Stored data:
-- BEGIN --
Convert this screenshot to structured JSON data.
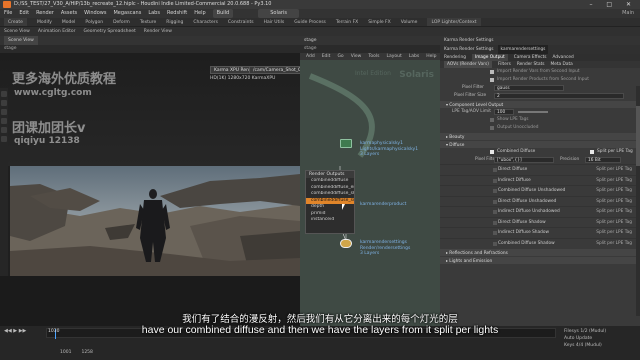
{
  "window": {
    "title": "D:/SS_TEST/27_V30_A/HIP/13b_recreate_12.hiplc - Houdini Indie Limited-Commercial 20.0.688 - Py3.10",
    "controls": "– □ ✕"
  },
  "menubar": {
    "items": [
      "File",
      "Edit",
      "Render",
      "Assets",
      "Windows",
      "Megascans",
      "Labs",
      "Redshift",
      "Help"
    ],
    "build": "Build",
    "context": "Solaris",
    "right": "Main"
  },
  "toolbar1": {
    "tabs": [
      "Create",
      "Modify",
      "Model",
      "Polygon",
      "Deform",
      "Texture",
      "Rigging",
      "Characters",
      "Constraints",
      "Hair Utils",
      "Guide Process",
      "Terrain FX",
      "Simple FX",
      "Volume"
    ],
    "extra": "LOP Lighter/Context"
  },
  "toolbar2": {
    "tabs": [
      "Scene View",
      "Animation Editor",
      "Geometry Spreadsheet",
      "Render View"
    ]
  },
  "viewport": {
    "tab": "Scene View",
    "path": "stage",
    "camera_select": "Karma XPU Render",
    "camera_name": "/cam/Camera_Shot_01",
    "perf": "HD(1K) 1280x720 KarmaXPU"
  },
  "watermark": {
    "line1": "更多海外优质教程",
    "line2": "www.cgltg.com",
    "line3": "团课加团长v",
    "line4": "qiqiyu 12138"
  },
  "network": {
    "tab": "stage",
    "path": "stage",
    "menu": [
      "Add",
      "Edit",
      "Go",
      "View",
      "Tools",
      "Layout",
      "Labs",
      "Help"
    ],
    "context_label": "Solaris",
    "watermark_title": "Intel Edition",
    "nodes": [
      {
        "name": "karmaphysicalsky1",
        "sub": "Lights/karmaphysicalsky1",
        "extra": "3 Layers"
      },
      {
        "name": "karmarendersettings",
        "sub": "Render/rendersettings",
        "extra": "3 Layers"
      },
      {
        "name": "karmarenderproduct",
        "sub": "",
        "extra": ""
      }
    ],
    "popup_title": "Render Outputs",
    "popup_items": [
      "combineddiffuse",
      "combineddiffuse_emission",
      "combineddiffuse_sky",
      "combineddiffuse_sun",
      "depth",
      "primid",
      "instanceid"
    ],
    "popup_selected": 3
  },
  "params": {
    "header": "Karma Render Settings",
    "node_name": "karmarendersettings",
    "tabs": [
      "Rendering",
      "Image Output",
      "Camera Effects",
      "Advanced"
    ],
    "active_tab": 1,
    "subtabs": [
      "AOVs (Render Vars)",
      "Filters",
      "Render Stats",
      "Meta Data"
    ],
    "rows": [
      {
        "label": "",
        "value": "Import Render Vars from Second Input"
      },
      {
        "label": "",
        "value": "Import Render Products from Second Input"
      },
      {
        "label": "Pixel Filter",
        "value": "gauss"
      },
      {
        "label": "Pixel Filter Size",
        "value": "2"
      }
    ],
    "sections": {
      "component": "Component Level Output",
      "beauty": "Beauty",
      "diffuse": "Diffuse",
      "reflections": "Reflections and Refractions",
      "lights": "Lights and Emission"
    },
    "lpe_tag_label": "LPE Tag/AOV Limit",
    "lpe_tag_value": "100",
    "show_lpe": "Show LPE Tags",
    "output_unlit": "Output Unoccluded",
    "combined_diffuse": "Combined Diffuse",
    "split_per_lpe": "Split per LPE Tag",
    "pixel_filter_label": "Pixel Filter",
    "pixel_filter_value": "[\"ubox\",{}]",
    "precision_label": "Precision",
    "precision_value": "16 Bit",
    "lpe_rows": [
      "Direct Diffuse",
      "Indirect Diffuse",
      "Combined Diffuse Unshadowed",
      "Direct Diffuse Unshadowed",
      "Indirect Diffuse Unshadowed",
      "Direct Diffuse Shadow",
      "Indirect Diffuse Shadow",
      "Combined Diffuse Shadow"
    ],
    "lpe_right": "Split per LPE Tag"
  },
  "timeline": {
    "frame_current": "1030",
    "frame_start": "1001",
    "frame_end": "1258",
    "range_a": "1001",
    "range_b": "1258",
    "right_top": "Filesys 1/2 (Mudul)",
    "right_mid": "Auto Update",
    "right_bot": "Keys 4/4 (Mudul)"
  },
  "subtitles": {
    "zh": "我们有了结合的漫反射，然后我们有从它分离出来的每个灯光的层",
    "en": "have our combined diffuse and then we have the layers from it split per lights"
  }
}
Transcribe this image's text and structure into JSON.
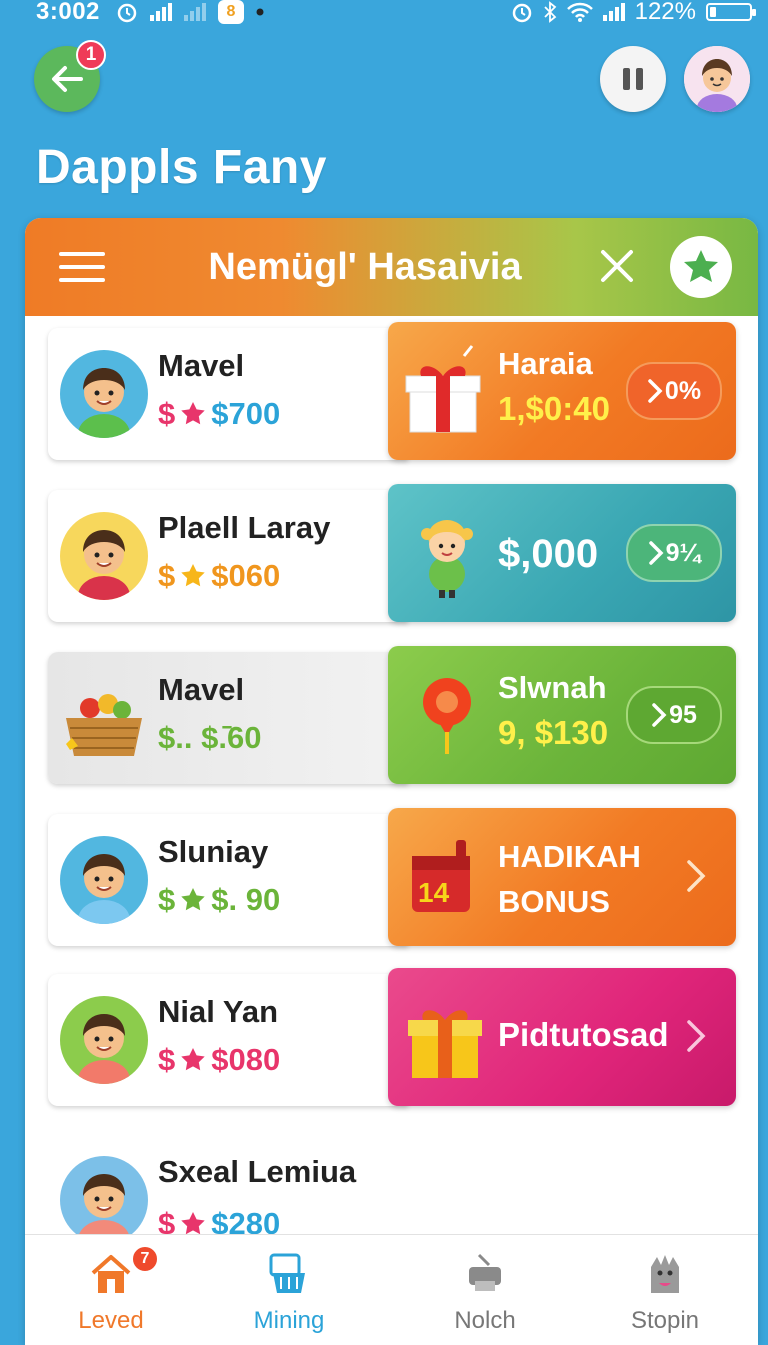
{
  "status_bar": {
    "time": "3:002",
    "battery": "122%",
    "battery_level": 0.15
  },
  "header": {
    "back_badge": "1",
    "app_title": "Dappls Fany"
  },
  "panel": {
    "title": "Nemügl' Hasaivia"
  },
  "colors": {
    "bg": "#3aa6dc",
    "orange": "#ef7b26",
    "green": "#7ab843",
    "teal": "#3aa7b3",
    "magenta": "#e0257a",
    "pink_price": "#e8356b",
    "blue_price": "#2ba3d8",
    "yellow": "#f7d51a"
  },
  "rows": [
    {
      "name": "Mavel",
      "price_prefix": "$",
      "star_icon": "star-icon",
      "price": "$700",
      "card_title": "Haraia",
      "card_value": "1,$0:40",
      "pill": "0%"
    },
    {
      "name": "Plaell Laray",
      "price_prefix": "$",
      "star_icon": "star-icon",
      "price": "$060",
      "card_big": "$,000",
      "pill": "9¼"
    },
    {
      "name": "Mavel",
      "price_prefix": "$..",
      "price": "$.̄60",
      "card_title": "Slwnah",
      "card_value": "9, $130",
      "pill": "95"
    },
    {
      "name": "Sluniay",
      "price_prefix": "$",
      "star_icon": "star-icon",
      "price": "$. 90",
      "card_bonus_1": "HADIKAH",
      "card_bonus_2": "BONUS",
      "card_number": "14"
    },
    {
      "name": "Nial Yan",
      "price_prefix": "$",
      "star_icon": "star-icon",
      "price": "$080",
      "card_label": "Pidtutosad"
    },
    {
      "name": "Sxeal Lemiua",
      "price_prefix": "$",
      "star_icon": "star-icon",
      "price": "$280"
    }
  ],
  "nav": [
    {
      "label": "Leved",
      "icon": "home-icon",
      "badge": "7"
    },
    {
      "label": "Mining",
      "icon": "basket-icon"
    },
    {
      "label": "Nolch",
      "icon": "printer-icon"
    },
    {
      "label": "Stopin",
      "icon": "monster-icon"
    }
  ]
}
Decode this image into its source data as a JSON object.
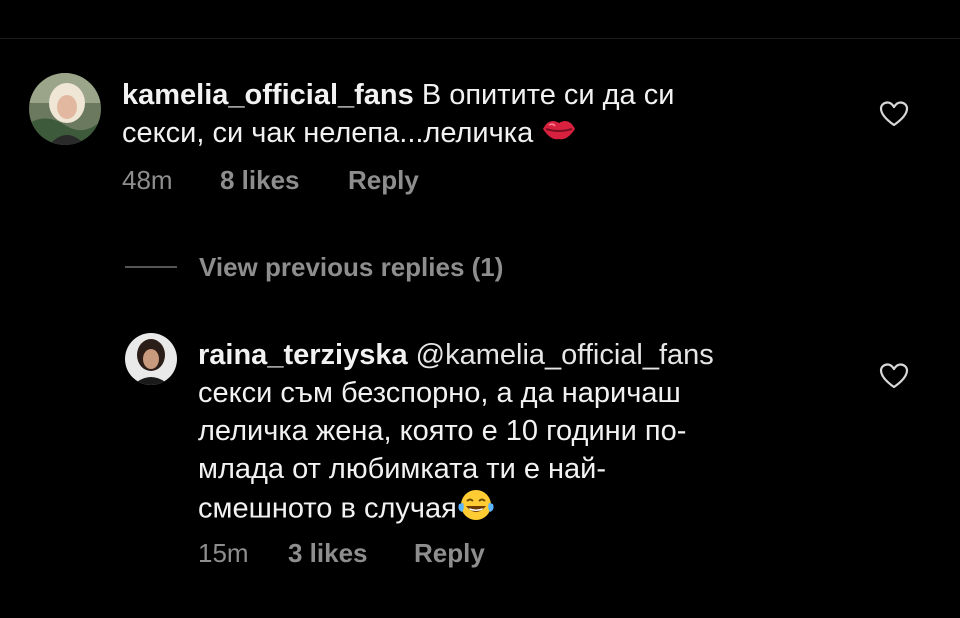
{
  "comments": [
    {
      "username": "kamelia_official_fans",
      "text_line1": "В опитите си да си",
      "text_line2": "секси, си чак нелепа...леличка",
      "emoji": "kiss-lips",
      "time": "48m",
      "likes": "8 likes",
      "reply": "Reply"
    }
  ],
  "view_previous": "View previous replies (1)",
  "replies": [
    {
      "username": "raina_terziyska",
      "mention": "@kamelia_official_fans",
      "lines": [
        "секси съм безспорно, а да наричаш",
        "леличка жена, която е 10 години по-",
        "млада от любимката ти е най-",
        "смешното в случая"
      ],
      "emoji": "tears-of-joy",
      "time": "15m",
      "likes": "3 likes",
      "reply": "Reply"
    }
  ],
  "icons": {
    "like": "heart-outline-icon"
  },
  "colors": {
    "background": "#000000",
    "text": "#f2f2f2",
    "secondary": "#8e8e8e"
  }
}
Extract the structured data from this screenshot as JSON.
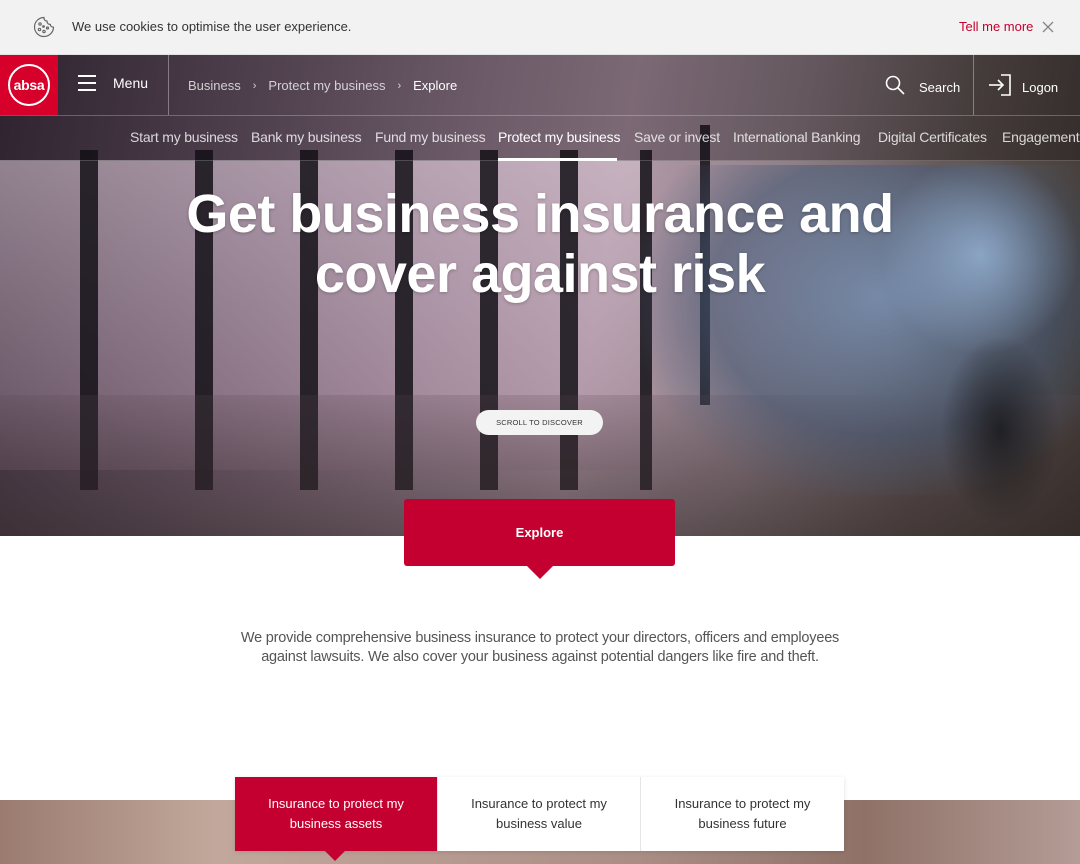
-- END --
#### What to do
Show all lines in the entries above where the word "Solaris" appears.

#### Full response
    "context": "Solaris",
    "context_label": "Solaris",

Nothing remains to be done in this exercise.